■ **Passage given**:

In Halo multiplayer, people who are not on the same team cannot share a vehicle like the Warthog jeep. The scene in which Simmons (Maroon colored armor) jumps into the Warthog driven by Grif (Orange colored armor) was shot with each character entering the warthog at different times. The "Camera" remained in the same spot and the two clips were spliced together, each filling about half of the screen, in post-production.

The character of Caboose (blue armor) was originally not supposed to be "the stupid one". He was essentially a mere counterpoint to the Red Team getting their own 'Rookie' Originally designed with only a hint of smarminess or chauvanisticness, the creators realized that the fans were commenting more on Caboose's "stupid" comments than anything else. Caboose is now considered by some to be the most popular character in the series.

The show's production company is called Rooster Teeth, which is another way of saying "cockbite", an insult commonly used on the show.

Geoff Ramsey, who voices Grif, is the only person involved in the show who has actual military experience - he served in the Army for 5 years.

At the end of episode six, Church and Tucker hide behind a rock to avoid the fire from the Warthog's gun, remarking "That thing's gotta run out of bullets some time". At the beginning of the next episode they are still waiting there, still being fired on, and say "Doesn't that thing ever run out of bullets?". This is a reference to the fact that in the game Halo, the vehicle-mounted guns magically never run out of ammunition.

Produced using the Halo and Halo 2 game engines. Almost all the scenes shown were done exclusively with the Xbox versions of Halo and Halo 2. Other games used include the PC port of Halo (for close ups of characters) and the PC Port of Marathon 2 (for scenes of Church in the past).

■ **Direction 1**:
According to the trivia about the Halo-based show, how long did Geoff Ramsey serve in the Army?
■ **Direction 2**:
Write the next part of the trivia about the Halo-based show, picking up after its final sentence.

■ **Raw records**:
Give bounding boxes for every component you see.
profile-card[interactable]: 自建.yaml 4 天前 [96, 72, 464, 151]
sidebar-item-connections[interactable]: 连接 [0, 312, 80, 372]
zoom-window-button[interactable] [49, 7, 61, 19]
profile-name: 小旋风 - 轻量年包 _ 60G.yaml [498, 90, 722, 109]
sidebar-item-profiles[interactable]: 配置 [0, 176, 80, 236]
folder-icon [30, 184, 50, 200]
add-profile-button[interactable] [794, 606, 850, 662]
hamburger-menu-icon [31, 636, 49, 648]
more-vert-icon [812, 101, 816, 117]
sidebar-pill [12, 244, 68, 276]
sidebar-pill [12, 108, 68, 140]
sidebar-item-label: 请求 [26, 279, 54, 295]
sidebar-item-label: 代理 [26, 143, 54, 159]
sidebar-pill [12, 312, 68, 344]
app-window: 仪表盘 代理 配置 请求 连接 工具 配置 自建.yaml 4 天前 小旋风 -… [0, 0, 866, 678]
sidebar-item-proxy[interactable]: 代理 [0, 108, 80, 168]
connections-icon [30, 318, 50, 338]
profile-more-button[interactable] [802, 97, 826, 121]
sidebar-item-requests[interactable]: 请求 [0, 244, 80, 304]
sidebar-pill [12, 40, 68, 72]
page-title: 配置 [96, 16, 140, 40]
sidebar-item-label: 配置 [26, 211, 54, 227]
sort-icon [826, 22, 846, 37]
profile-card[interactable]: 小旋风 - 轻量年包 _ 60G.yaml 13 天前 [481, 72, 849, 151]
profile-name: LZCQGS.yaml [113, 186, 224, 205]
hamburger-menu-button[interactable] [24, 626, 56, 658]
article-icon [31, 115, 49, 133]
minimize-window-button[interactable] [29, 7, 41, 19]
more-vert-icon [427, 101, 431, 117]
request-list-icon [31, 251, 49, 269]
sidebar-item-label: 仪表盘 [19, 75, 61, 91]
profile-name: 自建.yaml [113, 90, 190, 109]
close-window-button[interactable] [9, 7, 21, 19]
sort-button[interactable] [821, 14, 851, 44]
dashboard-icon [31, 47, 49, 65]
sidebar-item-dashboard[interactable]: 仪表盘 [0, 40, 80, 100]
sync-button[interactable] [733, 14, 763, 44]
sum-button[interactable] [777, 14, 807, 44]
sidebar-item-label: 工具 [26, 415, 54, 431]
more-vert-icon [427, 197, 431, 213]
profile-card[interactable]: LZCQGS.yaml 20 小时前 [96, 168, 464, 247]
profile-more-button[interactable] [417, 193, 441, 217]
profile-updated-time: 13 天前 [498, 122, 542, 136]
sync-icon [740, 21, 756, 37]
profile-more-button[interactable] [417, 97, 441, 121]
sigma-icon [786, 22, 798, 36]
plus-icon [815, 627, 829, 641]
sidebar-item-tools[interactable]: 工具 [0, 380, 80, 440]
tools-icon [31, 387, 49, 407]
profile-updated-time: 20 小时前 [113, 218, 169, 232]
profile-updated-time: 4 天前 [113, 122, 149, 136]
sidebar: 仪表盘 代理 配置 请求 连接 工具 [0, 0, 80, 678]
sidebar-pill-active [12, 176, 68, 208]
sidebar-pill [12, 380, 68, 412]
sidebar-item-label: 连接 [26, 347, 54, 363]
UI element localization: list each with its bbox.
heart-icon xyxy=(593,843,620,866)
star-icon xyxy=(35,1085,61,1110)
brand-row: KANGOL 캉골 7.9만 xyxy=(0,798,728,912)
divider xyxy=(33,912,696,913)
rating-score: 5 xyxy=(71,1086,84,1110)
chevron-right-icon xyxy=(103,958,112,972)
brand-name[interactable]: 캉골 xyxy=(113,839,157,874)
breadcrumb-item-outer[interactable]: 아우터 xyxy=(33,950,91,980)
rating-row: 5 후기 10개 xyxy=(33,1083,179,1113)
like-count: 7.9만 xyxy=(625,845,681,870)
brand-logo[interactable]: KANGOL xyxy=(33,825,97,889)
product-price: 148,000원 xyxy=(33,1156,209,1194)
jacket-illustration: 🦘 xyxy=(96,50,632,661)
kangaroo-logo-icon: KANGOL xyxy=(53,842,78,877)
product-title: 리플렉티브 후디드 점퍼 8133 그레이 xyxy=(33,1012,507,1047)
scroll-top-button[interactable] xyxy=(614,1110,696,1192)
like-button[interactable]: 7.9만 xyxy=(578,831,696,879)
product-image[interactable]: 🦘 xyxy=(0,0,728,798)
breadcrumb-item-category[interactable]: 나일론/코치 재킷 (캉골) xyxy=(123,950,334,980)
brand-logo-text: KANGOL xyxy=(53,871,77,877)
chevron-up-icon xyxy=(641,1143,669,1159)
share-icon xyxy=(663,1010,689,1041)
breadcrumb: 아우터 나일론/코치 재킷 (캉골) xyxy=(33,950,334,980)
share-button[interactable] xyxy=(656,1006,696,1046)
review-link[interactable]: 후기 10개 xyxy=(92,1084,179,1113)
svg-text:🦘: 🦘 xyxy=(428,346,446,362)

■ **Exercise answer 1**:
Five years.

■ **Exercise answer 2**:
When Lopez "destroys" the Warthog to avoid being run over, it is clear that there are 2 explosions, not one. This is an example of "Warthog Jumping", which is a small bug in the physics engine of Halo, allowing a player to explode many grenades at once, causing a vehicle to fly into the air.

The Spanish spoken by Lopez is frequently incorrect, usually by misusing articles or mixing up the order of the words in a sentence. This is because lines written for Lopez were translated.from English to Spanish through Babblefish. The most usual errors are in the translation of some English expressions done word by word, instead of using some Spanish expression with the same meaning. That causes the fact that sometimes the sentences in Spanish have no meaning at all. This is also true of the occasionally-spoken French.

After receiving many emails from fans complaining about the excessive swearing in Season 1, the show's producers decided to tone down the language for Season 2, even going so far as to bleep out the F-word. When fans responded by sending them even more emails complaining about the lack of swear words, the producers responded by creating the foul-mouthed version of Church that is encountered in Caboose's mind.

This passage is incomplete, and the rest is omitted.